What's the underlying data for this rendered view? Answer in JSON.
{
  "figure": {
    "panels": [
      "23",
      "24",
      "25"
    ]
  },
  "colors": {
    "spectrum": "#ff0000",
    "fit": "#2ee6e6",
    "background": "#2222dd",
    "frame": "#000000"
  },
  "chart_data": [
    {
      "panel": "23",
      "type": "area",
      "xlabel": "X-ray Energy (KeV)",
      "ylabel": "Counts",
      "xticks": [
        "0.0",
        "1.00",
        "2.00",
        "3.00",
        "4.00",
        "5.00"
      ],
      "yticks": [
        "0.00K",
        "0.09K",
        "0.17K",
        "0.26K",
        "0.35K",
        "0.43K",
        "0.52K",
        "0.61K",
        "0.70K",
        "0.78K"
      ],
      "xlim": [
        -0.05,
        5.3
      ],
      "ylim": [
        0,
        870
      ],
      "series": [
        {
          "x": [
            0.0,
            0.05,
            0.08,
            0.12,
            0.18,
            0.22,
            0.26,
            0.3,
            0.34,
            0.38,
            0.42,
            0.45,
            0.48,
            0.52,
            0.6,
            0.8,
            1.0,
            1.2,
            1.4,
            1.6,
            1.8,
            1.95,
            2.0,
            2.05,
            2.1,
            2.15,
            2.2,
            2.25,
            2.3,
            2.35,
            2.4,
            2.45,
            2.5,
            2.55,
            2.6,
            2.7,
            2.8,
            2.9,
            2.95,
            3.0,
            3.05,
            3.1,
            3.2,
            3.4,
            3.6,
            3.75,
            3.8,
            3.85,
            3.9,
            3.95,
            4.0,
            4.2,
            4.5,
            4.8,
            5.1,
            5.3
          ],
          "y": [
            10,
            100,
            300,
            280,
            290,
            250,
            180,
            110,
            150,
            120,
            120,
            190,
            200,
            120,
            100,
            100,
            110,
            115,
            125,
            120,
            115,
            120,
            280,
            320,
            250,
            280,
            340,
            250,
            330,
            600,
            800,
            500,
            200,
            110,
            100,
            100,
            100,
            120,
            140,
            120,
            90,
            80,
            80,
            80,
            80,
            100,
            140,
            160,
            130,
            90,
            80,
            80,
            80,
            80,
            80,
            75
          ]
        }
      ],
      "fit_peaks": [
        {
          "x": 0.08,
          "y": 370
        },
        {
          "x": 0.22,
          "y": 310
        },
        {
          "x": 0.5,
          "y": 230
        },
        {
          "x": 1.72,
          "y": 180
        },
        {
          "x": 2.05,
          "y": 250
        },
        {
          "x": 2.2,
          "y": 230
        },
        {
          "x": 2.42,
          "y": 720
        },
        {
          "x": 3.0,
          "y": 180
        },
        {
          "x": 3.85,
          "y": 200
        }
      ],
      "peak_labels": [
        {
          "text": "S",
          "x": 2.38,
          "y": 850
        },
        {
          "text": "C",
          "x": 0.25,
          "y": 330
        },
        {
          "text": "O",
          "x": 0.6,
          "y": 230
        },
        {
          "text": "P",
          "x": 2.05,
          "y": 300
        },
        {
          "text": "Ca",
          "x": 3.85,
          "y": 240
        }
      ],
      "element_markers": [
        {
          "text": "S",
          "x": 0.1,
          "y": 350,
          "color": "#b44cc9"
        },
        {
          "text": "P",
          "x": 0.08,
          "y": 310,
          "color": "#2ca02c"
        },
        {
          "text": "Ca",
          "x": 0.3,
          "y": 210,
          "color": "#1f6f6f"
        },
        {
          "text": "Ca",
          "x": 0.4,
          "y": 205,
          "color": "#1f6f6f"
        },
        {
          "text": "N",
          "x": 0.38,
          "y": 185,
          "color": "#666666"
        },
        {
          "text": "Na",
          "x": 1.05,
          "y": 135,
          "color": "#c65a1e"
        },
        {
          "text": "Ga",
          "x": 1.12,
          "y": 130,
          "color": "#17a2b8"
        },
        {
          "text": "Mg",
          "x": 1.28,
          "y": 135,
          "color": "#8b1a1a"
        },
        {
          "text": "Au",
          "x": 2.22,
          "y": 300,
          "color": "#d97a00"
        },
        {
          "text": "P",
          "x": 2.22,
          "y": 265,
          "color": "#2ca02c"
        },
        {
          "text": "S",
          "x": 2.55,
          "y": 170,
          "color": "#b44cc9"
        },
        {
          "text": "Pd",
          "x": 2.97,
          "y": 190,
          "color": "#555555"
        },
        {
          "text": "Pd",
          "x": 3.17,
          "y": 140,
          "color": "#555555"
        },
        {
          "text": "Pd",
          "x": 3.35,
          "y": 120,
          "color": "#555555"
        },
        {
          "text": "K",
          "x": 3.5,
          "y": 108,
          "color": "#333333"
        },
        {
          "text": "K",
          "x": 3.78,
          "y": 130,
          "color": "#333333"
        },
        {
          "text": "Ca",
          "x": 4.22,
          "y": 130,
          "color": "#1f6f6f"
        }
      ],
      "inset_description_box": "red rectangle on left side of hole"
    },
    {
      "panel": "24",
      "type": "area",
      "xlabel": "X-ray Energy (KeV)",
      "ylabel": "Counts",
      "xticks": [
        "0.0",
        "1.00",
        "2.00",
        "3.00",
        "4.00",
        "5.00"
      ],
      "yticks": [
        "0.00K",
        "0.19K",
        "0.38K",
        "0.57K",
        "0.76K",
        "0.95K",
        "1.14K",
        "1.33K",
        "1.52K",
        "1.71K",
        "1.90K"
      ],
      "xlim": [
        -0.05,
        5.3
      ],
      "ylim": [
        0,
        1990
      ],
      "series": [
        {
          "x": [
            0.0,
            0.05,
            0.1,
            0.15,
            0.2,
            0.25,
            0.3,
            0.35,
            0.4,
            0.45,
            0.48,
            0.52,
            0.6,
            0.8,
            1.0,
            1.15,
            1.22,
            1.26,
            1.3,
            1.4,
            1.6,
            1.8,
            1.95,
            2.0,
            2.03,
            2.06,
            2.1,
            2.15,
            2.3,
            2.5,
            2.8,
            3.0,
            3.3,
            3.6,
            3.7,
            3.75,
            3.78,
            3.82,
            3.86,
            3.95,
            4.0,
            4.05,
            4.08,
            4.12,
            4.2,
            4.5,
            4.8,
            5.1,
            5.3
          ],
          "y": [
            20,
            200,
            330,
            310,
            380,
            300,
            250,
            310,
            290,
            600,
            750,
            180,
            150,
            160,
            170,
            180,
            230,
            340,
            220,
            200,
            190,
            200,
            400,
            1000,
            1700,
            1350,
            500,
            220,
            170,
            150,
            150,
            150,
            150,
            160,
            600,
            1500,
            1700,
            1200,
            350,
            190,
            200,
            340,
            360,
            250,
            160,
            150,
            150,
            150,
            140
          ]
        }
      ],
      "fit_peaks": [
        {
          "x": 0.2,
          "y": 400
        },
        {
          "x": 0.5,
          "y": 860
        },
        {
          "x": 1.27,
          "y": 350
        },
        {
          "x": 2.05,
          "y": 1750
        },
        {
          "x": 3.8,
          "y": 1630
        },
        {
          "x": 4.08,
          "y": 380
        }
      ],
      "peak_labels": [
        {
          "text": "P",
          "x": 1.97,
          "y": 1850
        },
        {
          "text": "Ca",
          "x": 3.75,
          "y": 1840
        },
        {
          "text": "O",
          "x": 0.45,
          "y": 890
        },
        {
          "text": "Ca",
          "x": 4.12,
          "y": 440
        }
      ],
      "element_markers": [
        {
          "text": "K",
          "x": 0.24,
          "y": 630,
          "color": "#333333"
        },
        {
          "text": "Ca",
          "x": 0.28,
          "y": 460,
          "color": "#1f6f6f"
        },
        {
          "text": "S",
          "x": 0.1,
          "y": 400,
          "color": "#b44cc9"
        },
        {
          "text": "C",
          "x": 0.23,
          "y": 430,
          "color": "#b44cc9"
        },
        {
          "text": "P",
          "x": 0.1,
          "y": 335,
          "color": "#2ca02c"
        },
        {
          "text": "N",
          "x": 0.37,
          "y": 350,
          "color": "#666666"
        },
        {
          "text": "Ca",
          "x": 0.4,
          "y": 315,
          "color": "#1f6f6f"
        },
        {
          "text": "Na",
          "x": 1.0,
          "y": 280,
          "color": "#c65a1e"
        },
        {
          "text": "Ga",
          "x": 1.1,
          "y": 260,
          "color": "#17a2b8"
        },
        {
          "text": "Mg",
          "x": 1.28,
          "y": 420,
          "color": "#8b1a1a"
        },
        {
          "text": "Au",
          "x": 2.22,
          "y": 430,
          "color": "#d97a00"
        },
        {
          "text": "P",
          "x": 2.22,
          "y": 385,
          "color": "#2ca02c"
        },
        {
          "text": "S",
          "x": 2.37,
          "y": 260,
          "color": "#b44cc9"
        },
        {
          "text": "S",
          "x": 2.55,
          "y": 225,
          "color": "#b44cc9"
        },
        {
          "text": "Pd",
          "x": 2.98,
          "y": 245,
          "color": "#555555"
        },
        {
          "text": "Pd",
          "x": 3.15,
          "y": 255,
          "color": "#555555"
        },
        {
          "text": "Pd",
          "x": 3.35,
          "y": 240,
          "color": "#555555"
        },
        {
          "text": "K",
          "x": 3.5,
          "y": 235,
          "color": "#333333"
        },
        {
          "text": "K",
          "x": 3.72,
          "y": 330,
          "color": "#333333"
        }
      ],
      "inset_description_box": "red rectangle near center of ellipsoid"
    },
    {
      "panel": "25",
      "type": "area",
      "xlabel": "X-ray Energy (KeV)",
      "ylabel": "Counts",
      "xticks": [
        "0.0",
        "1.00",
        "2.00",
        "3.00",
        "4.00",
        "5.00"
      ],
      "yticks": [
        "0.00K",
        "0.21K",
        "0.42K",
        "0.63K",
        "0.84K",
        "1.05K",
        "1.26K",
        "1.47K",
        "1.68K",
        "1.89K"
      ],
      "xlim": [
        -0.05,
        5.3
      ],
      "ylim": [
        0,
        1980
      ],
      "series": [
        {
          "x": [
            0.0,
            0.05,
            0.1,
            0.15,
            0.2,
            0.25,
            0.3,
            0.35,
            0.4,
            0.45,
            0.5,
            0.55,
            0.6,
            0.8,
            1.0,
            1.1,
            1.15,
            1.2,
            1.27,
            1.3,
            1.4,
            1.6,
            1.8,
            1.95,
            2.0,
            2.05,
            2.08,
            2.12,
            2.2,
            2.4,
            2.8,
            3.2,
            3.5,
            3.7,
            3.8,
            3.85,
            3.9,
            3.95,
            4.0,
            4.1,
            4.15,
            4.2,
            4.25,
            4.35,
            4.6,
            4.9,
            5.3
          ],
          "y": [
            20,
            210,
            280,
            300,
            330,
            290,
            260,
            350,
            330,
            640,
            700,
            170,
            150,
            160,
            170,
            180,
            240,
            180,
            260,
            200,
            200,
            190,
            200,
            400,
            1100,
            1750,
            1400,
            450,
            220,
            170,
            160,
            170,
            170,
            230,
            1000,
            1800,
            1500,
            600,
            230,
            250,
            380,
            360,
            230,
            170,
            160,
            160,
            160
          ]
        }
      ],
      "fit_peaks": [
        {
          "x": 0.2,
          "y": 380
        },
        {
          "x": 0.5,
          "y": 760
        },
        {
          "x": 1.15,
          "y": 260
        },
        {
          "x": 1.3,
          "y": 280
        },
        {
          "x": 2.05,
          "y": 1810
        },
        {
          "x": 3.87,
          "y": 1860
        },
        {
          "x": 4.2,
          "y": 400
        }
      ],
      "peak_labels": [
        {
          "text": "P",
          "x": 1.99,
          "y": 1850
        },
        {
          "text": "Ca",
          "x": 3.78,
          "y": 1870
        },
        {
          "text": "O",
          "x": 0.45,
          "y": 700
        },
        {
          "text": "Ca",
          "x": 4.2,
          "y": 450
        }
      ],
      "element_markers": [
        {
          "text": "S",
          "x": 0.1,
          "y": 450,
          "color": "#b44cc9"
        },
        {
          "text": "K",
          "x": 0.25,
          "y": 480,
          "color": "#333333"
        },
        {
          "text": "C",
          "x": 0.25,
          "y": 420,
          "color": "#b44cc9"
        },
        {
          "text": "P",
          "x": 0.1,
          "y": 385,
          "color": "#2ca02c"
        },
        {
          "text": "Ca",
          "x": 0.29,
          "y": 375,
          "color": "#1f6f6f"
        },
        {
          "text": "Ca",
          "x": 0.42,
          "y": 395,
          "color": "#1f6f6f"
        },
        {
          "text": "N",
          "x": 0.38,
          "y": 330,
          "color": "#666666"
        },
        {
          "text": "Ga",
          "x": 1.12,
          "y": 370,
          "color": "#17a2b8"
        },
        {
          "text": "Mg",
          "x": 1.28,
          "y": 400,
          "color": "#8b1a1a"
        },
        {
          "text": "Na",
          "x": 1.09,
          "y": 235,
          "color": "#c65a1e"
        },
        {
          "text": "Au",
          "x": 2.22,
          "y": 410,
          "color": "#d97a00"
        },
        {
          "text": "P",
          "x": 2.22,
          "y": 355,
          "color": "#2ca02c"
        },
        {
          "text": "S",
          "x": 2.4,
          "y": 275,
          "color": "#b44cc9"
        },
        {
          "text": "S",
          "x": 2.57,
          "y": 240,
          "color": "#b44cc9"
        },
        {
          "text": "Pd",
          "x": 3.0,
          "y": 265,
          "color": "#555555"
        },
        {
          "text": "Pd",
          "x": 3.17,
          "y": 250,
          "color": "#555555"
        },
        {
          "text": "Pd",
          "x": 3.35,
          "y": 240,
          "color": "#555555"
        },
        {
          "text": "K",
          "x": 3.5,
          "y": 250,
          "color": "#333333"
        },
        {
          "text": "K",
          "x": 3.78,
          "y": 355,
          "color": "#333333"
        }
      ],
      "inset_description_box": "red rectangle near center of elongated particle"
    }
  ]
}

◆ ◆ ◆ ◆ ◆ ◆ ◆

● **WHAT YOU NEED TO DO**: Whichever lines contain the string "near", select and copy them.

● **SOLUTION**:
      "inset_description_box": "red rectangle near center of ellipsoid"
      "inset_description_box": "red rectangle near center of elongated particle"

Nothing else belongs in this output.